§ **DESCRIPTION OF THE TASK**:
Quote all of the entries word for word.
━━━━━━━━━━━━━━━━━━━━
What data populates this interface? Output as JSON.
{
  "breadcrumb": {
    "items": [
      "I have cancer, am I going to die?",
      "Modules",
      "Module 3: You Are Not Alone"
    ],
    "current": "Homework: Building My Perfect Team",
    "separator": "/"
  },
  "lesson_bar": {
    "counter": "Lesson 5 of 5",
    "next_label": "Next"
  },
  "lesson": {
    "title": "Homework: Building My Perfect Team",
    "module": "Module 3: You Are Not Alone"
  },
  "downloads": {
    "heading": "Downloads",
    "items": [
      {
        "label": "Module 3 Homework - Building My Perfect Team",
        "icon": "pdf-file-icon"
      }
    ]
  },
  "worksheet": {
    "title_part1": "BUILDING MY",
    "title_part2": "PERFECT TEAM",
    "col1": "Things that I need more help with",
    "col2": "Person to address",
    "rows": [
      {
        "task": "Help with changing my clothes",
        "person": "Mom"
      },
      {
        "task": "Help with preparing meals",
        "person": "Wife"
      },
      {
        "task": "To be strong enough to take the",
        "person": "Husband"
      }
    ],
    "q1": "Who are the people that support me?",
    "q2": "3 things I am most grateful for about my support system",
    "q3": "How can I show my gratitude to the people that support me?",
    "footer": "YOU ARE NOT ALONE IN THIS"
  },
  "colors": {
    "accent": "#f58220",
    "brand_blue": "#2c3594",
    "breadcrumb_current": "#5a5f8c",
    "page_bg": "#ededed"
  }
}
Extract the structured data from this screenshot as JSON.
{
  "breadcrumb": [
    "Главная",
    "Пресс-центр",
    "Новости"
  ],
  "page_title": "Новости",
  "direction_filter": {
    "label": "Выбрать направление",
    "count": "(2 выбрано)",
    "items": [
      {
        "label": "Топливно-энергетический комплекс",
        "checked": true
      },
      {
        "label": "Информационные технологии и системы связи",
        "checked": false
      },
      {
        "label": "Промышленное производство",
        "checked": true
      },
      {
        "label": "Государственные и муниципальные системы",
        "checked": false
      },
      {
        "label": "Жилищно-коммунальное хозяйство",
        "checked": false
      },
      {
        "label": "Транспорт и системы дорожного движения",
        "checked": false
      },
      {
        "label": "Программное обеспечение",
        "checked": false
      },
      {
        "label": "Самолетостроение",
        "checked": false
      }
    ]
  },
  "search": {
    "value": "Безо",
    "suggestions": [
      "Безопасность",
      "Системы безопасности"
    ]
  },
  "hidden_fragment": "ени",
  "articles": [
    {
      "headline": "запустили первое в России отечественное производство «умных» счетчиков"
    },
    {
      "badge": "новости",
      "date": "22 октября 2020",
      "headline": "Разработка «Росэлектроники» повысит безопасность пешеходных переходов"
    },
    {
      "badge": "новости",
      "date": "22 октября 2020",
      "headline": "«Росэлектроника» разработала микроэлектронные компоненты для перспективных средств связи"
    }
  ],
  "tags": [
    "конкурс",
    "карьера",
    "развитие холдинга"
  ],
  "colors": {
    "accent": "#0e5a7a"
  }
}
━━━━━━━━━━━━━━━━━━━━
§ **FINISHED EXERCISE**:
What data populates this interface? Output as JSON.
{
  "breadcrumb": {
    "items": [
      "I have cancer, am I going to die?",
      "Modules",
      "Module 3: You Are Not Alone"
    ],
    "current": "Homework: Building My Perfect Team",
    "separator": "/"
  },
  "lesson_bar": {
    "counter": "Lesson 5 of 5",
    "next_label": "Next"
  },
  "lesson": {
    "title": "Homework: Building My Perfect Team",
    "module": "Module 3: You Are Not Alone"
  },
  "downloads": {
    "heading": "Downloads",
    "items": [
      {
        "label": "Module 3 Homework - Building My Perfect Team",
        "icon": "pdf-file-icon"
      }
    ]
  },
  "worksheet": {
    "title_part1": "BUILDING MY",
    "title_part2": "PERFECT TEAM",
    "col1": "Things that I need more help with",
    "col2": "Person to address",
    "rows": [
      {
        "task": "Help with changing my clothes",
        "person": "Mom"
      },
      {
        "task": "Help with preparing meals",
        "person": "Wife"
      },
      {
        "task": "To be strong enough to take the",
        "person": "Husband"
      }
    ],
    "q1": "Who are the people that support me?",
    "q2": "3 things I am most grateful for about my support system",
    "q3": "How can I show my gratitude to the people that support me?",
    "footer": "YOU ARE NOT ALONE IN THIS"
  },
  "colors": {
    "accent": "#f58220",
    "brand_blue": "#2c3594",
    "breadcrumb_current": "#5a5f8c",
    "page_bg": "#ededed"
  }
}
Extract the structured data from this screenshot as JSON.
{
  "breadcrumb": [
    "Главная",
    "Пресс-центр",
    "Новости"
  ],
  "page_title": "Новости",
  "direction_filter": {
    "label": "Выбрать направление",
    "count": "(2 выбрано)",
    "items": [
      {
        "label": "Топливно-энергетический комплекс",
        "checked": true
      },
      {
        "label": "Информационные технологии и системы связи",
        "checked": false
      },
      {
        "label": "Промышленное производство",
        "checked": true
      },
      {
        "label": "Государственные и муниципальные системы",
        "checked": false
      },
      {
        "label": "Жилищно-коммунальное хозяйство",
        "checked": false
      },
      {
        "label": "Транспорт и системы дорожного движения",
        "checked": false
      },
      {
        "label": "Программное обеспечение",
        "checked": false
      },
      {
        "label": "Самолетостроение",
        "checked": false
      }
    ]
  },
  "search": {
    "value": "Безо",
    "suggestions": [
      "Безопасность",
      "Системы безопасности"
    ]
  },
  "hidden_fragment": "ени",
  "articles": [
    {
      "headline": "запустили первое в России отечественное производство «умных» счетчиков"
    },
    {
      "badge": "новости",
      "date": "22 октября 2020",
      "headline": "Разработка «Росэлектроники» повысит безопасность пешеходных переходов"
    },
    {
      "badge": "новости",
      "date": "22 октября 2020",
      "headline": "«Росэлектроника» разработала микроэлектронные компоненты для перспективных средств связи"
    }
  ],
  "tags": [
    "конкурс",
    "карьера",
    "развитие холдинга"
  ],
  "colors": {
    "accent": "#0e5a7a"
  }
}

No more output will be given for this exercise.